» **WHAT IS ASKED**
Extract every line from the records below that contains the word "CRIMP".

» **AVAILABLE RECORDS**
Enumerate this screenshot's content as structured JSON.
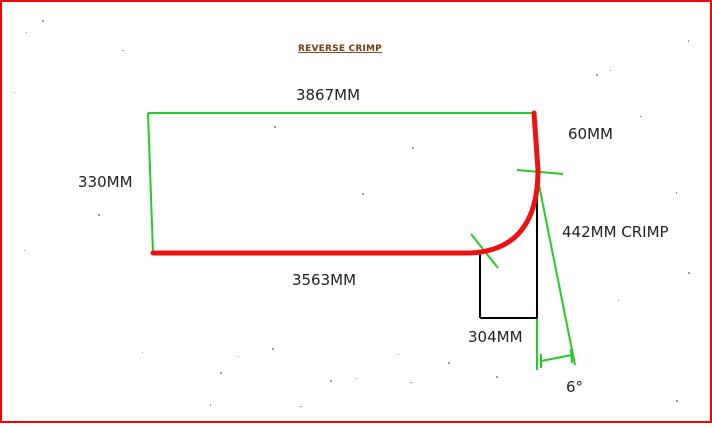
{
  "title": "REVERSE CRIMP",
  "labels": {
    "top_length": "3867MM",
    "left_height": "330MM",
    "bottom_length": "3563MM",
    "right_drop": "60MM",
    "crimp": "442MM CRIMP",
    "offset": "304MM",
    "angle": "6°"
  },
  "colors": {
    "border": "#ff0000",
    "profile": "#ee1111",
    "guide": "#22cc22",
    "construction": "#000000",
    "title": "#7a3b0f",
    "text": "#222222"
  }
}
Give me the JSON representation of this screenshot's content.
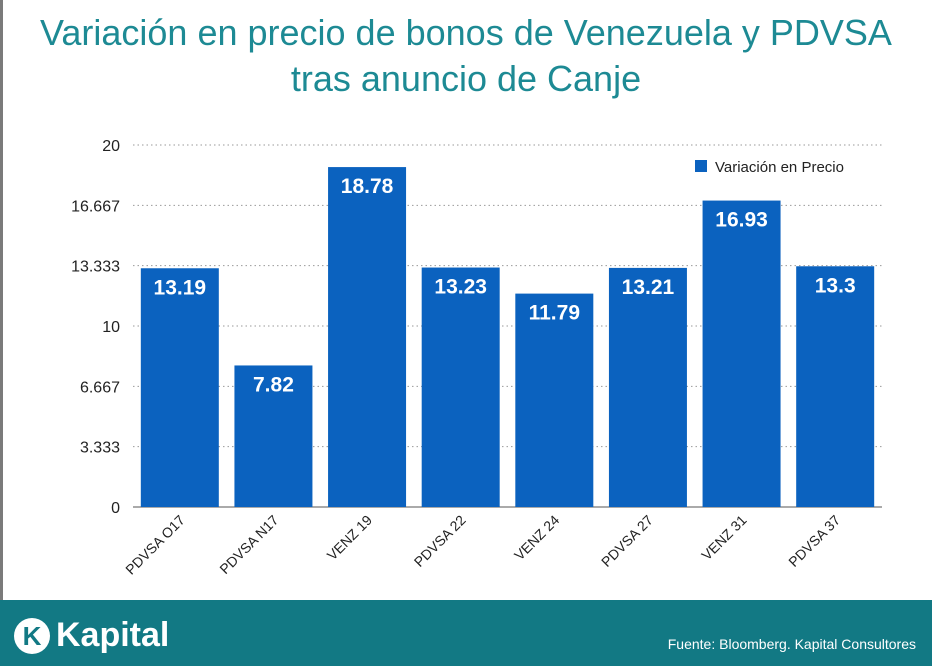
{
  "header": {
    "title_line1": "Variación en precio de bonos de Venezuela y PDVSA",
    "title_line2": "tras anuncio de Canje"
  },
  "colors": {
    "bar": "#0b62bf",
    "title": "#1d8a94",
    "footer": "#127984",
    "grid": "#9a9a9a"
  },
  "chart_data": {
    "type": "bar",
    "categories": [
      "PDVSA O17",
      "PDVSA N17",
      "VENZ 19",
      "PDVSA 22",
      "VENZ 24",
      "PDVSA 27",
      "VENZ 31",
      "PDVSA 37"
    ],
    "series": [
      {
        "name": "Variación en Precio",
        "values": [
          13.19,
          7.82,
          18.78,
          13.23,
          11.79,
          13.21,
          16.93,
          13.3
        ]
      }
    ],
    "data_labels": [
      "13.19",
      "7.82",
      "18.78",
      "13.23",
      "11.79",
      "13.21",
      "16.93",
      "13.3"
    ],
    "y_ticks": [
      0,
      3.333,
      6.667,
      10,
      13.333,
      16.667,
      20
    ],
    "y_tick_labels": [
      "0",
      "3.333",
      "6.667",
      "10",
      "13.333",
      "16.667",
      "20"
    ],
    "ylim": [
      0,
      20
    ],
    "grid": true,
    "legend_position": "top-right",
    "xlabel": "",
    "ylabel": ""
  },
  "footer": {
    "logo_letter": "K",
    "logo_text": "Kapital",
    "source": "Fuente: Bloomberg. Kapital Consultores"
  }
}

* * *

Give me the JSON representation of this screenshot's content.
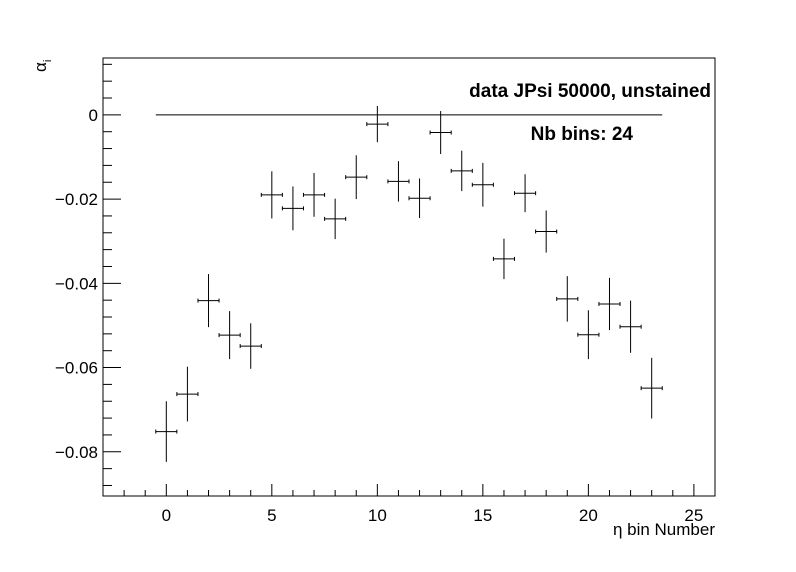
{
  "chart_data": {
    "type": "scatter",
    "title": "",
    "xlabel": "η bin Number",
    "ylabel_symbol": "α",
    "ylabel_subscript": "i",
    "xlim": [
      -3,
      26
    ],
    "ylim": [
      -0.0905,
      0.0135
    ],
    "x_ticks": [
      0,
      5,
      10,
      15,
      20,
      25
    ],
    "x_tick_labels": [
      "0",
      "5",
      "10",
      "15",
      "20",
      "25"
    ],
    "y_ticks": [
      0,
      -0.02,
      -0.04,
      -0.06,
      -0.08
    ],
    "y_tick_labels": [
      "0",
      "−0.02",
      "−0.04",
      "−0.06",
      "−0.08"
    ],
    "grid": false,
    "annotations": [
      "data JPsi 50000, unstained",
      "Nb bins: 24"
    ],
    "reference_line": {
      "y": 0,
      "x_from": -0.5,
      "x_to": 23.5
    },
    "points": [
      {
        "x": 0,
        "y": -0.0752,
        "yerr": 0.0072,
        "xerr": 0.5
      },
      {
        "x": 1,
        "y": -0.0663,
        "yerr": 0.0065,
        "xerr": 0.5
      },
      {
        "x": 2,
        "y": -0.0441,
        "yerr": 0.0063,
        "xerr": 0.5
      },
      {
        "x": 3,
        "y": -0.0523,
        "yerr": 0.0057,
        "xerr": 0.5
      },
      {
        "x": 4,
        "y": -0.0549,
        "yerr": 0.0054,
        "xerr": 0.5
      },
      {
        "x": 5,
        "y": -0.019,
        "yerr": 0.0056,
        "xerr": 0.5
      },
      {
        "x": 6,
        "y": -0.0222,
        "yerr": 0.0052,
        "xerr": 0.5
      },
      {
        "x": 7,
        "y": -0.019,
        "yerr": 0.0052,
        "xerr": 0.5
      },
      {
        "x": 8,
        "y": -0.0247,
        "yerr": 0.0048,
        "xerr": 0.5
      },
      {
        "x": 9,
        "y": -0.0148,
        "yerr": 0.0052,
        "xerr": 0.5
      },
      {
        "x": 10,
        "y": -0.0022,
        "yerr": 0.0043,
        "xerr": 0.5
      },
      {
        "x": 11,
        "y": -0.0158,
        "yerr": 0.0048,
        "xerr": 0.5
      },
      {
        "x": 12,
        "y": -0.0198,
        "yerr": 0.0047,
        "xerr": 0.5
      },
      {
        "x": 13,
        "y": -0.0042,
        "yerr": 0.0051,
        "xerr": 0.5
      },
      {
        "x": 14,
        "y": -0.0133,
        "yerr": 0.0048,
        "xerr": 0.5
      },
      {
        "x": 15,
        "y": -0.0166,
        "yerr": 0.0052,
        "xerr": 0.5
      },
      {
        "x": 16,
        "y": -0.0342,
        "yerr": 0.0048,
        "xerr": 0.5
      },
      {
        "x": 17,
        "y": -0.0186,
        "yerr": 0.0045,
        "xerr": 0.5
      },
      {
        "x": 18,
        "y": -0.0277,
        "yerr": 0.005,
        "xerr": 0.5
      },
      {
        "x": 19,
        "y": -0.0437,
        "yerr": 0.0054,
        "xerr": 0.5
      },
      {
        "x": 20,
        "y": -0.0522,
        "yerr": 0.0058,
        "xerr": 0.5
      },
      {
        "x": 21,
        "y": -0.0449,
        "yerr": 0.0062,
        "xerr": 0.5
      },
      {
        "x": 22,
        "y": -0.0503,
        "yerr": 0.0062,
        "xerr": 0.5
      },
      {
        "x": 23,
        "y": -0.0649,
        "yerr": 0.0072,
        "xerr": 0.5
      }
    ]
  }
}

» **RESULT**
  "title": "REVERSE CRIMP",
    "crimp": "442MM CRIMP",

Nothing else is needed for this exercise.